(Stored items)

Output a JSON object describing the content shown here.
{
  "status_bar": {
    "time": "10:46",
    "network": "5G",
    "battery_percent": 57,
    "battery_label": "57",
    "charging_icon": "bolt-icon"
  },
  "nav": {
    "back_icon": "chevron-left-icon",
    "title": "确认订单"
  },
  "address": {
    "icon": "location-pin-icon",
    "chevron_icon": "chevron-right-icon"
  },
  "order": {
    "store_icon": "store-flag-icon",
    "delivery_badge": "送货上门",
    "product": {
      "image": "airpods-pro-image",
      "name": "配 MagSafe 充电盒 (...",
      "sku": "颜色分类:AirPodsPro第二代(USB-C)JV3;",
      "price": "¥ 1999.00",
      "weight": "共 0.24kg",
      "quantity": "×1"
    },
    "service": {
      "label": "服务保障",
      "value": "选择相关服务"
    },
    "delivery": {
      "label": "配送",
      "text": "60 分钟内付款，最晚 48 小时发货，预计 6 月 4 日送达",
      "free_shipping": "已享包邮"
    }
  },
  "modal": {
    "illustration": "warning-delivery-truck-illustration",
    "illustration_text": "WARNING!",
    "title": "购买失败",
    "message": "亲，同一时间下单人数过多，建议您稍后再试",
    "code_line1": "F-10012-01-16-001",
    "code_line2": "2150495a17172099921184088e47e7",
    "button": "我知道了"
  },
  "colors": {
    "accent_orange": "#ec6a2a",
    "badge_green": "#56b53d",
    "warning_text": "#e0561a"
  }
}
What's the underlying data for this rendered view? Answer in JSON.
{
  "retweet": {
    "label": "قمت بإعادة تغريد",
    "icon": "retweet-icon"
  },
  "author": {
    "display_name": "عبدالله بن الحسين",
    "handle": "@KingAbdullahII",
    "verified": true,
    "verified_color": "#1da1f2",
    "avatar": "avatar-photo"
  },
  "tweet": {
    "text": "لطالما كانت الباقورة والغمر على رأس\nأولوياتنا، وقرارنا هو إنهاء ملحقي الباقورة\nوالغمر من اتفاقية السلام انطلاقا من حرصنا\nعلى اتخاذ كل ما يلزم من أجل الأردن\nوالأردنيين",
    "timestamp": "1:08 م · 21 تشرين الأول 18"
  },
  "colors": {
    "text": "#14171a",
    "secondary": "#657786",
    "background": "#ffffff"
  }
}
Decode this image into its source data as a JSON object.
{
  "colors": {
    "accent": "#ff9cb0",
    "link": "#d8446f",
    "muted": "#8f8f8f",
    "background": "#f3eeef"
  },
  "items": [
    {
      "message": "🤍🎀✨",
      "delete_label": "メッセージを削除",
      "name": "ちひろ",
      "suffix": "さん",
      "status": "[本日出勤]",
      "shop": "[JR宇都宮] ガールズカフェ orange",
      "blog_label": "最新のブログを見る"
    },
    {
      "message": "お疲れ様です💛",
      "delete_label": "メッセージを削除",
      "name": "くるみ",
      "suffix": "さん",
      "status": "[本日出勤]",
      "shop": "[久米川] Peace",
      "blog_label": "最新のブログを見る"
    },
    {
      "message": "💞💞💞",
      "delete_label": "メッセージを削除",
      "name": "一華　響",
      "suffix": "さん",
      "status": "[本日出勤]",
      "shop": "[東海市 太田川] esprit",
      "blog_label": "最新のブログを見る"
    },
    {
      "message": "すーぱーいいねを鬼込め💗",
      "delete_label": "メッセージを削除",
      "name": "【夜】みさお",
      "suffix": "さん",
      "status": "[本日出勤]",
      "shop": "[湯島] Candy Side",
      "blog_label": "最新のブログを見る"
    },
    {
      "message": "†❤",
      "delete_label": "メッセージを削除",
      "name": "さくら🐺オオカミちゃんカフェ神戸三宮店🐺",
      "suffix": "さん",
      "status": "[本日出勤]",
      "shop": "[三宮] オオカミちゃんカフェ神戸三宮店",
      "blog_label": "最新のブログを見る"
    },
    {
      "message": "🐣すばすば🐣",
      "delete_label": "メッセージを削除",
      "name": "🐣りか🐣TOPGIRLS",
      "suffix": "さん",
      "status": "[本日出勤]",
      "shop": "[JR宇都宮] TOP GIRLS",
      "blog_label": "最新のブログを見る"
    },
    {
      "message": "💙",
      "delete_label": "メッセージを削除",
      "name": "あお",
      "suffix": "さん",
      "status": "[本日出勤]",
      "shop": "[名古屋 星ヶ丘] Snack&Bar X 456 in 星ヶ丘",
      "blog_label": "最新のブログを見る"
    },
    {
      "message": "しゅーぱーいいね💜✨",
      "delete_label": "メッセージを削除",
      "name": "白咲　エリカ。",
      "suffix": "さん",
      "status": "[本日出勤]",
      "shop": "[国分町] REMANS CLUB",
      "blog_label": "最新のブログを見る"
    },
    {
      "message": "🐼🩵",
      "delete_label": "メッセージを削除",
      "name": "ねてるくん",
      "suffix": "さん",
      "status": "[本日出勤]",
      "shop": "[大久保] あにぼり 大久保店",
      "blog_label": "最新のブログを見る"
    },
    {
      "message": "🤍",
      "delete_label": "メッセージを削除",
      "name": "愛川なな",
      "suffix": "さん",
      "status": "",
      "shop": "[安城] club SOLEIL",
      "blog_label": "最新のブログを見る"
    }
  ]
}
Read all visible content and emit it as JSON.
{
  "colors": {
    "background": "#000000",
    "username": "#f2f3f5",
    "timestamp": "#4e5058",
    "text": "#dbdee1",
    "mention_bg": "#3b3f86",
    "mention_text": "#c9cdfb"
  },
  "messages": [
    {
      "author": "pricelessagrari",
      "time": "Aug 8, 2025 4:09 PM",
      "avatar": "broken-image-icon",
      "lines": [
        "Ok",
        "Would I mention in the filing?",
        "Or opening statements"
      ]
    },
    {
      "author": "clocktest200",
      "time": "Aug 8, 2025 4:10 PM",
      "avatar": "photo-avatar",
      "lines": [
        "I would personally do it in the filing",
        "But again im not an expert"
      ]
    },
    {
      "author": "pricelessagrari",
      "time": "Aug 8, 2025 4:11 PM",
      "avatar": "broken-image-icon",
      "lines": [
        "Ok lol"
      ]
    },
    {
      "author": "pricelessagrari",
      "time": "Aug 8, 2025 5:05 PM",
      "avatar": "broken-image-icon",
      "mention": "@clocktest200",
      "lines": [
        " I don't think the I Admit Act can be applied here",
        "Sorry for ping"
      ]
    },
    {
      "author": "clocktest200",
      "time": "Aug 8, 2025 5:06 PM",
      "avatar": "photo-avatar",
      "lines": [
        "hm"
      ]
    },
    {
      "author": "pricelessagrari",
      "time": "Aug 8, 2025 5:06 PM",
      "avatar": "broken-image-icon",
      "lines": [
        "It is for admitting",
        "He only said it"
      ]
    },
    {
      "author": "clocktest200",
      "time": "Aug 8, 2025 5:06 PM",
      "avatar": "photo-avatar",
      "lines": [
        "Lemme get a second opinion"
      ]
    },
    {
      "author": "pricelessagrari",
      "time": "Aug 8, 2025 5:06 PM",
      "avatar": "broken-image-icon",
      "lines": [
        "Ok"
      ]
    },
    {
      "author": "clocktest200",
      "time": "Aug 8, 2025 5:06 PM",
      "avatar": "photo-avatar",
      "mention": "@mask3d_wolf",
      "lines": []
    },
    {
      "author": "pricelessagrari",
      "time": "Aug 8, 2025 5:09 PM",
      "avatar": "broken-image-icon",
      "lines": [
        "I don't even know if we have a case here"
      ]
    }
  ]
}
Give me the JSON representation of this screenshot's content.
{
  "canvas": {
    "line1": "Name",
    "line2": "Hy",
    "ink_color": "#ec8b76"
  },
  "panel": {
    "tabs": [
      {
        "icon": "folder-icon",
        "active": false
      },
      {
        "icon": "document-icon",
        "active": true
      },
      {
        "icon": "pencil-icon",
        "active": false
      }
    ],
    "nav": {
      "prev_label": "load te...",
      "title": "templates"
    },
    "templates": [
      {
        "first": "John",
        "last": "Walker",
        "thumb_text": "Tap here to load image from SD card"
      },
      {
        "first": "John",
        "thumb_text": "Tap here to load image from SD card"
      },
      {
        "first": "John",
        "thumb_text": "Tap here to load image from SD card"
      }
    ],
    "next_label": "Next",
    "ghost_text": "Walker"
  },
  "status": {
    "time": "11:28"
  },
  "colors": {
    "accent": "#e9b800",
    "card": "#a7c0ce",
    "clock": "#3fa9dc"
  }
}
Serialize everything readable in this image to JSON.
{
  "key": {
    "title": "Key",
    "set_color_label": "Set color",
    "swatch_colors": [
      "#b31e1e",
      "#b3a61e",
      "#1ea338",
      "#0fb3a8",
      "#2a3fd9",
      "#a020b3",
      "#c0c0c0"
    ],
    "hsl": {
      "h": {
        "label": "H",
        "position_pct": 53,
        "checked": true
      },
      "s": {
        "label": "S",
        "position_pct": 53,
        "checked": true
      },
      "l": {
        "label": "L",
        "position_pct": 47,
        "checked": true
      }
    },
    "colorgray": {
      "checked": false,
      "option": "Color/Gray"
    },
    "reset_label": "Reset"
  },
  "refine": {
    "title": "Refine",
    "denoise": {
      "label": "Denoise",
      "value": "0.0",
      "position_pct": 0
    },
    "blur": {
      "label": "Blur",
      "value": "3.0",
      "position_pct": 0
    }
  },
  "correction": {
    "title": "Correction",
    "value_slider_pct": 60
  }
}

▶ _PROBLEM STATEMENT_
Everything from the line that contains "Serialize everything readable" through the end of the records must be duplicated exactly, and nothing outside that range.

▶ _EXERCISE RESULT_
Serialize everything readable in this image to JSON.
{
  "key": {
    "title": "Key",
    "set_color_label": "Set color",
    "swatch_colors": [
      "#b31e1e",
      "#b3a61e",
      "#1ea338",
      "#0fb3a8",
      "#2a3fd9",
      "#a020b3",
      "#c0c0c0"
    ],
    "hsl": {
      "h": {
        "label": "H",
        "position_pct": 53,
        "checked": true
      },
      "s": {
        "label": "S",
        "position_pct": 53,
        "checked": true
      },
      "l": {
        "label": "L",
        "position_pct": 47,
        "checked": true
      }
    },
    "colorgray": {
      "checked": false,
      "option": "Color/Gray"
    },
    "reset_label": "Reset"
  },
  "refine": {
    "title": "Refine",
    "denoise": {
      "label": "Denoise",
      "value": "0.0",
      "position_pct": 0
    },
    "blur": {
      "label": "Blur",
      "value": "3.0",
      "position_pct": 0
    }
  },
  "correction": {
    "title": "Correction",
    "value_slider_pct": 60
  }
}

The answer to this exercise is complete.